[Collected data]

* start *

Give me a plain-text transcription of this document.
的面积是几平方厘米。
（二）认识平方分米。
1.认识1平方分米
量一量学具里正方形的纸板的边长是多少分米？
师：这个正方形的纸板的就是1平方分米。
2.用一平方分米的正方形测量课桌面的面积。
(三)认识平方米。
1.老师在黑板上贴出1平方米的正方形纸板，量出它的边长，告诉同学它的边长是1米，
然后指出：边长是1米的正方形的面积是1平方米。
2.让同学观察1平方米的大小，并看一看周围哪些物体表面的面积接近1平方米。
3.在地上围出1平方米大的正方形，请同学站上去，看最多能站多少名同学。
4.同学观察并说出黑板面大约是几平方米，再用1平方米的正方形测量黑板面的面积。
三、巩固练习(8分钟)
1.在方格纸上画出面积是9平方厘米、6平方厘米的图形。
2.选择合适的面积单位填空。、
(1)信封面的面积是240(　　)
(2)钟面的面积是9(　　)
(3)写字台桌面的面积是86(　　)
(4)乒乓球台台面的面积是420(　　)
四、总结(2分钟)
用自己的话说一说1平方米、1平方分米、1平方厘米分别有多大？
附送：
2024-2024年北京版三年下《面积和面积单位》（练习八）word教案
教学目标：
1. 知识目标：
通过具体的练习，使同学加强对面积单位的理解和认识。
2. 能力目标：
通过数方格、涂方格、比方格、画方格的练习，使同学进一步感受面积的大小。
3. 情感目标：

* end *

Please quote the data above in full, with no line missing.

• [Finished exercise]:
Give me a plain-text transcription of this document.
的面积是几平方厘米。
（二）认识平方分米。
1.认识1平方分米
量一量学具里正方形的纸板的边长是多少分米？
师：这个正方形的纸板的就是1平方分米。
2.用一平方分米的正方形测量课桌面的面积。
(三)认识平方米。
1.老师在黑板上贴出1平方米的正方形纸板，量出它的边长，告诉同学它的边长是1米，
然后指出：边长是1米的正方形的面积是1平方米。
2.让同学观察1平方米的大小，并看一看周围哪些物体表面的面积接近1平方米。
3.在地上围出1平方米大的正方形，请同学站上去，看最多能站多少名同学。
4.同学观察并说出黑板面大约是几平方米，再用1平方米的正方形测量黑板面的面积。
三、巩固练习(8分钟)
1.在方格纸上画出面积是9平方厘米、6平方厘米的图形。
2.选择合适的面积单位填空。、
(1)信封面的面积是240(　　)
(2)钟面的面积是9(　　)
(3)写字台桌面的面积是86(　　)
(4)乒乓球台台面的面积是420(　　)
四、总结(2分钟)
用自己的话说一说1平方米、1平方分米、1平方厘米分别有多大？
附送：
2024-2024年北京版三年下《面积和面积单位》（练习八）word教案
教学目标：
1. 知识目标：
通过具体的练习，使同学加强对面积单位的理解和认识。
2. 能力目标：
通过数方格、涂方格、比方格、画方格的练习，使同学进一步感受面积的大小。
3. 情感目标：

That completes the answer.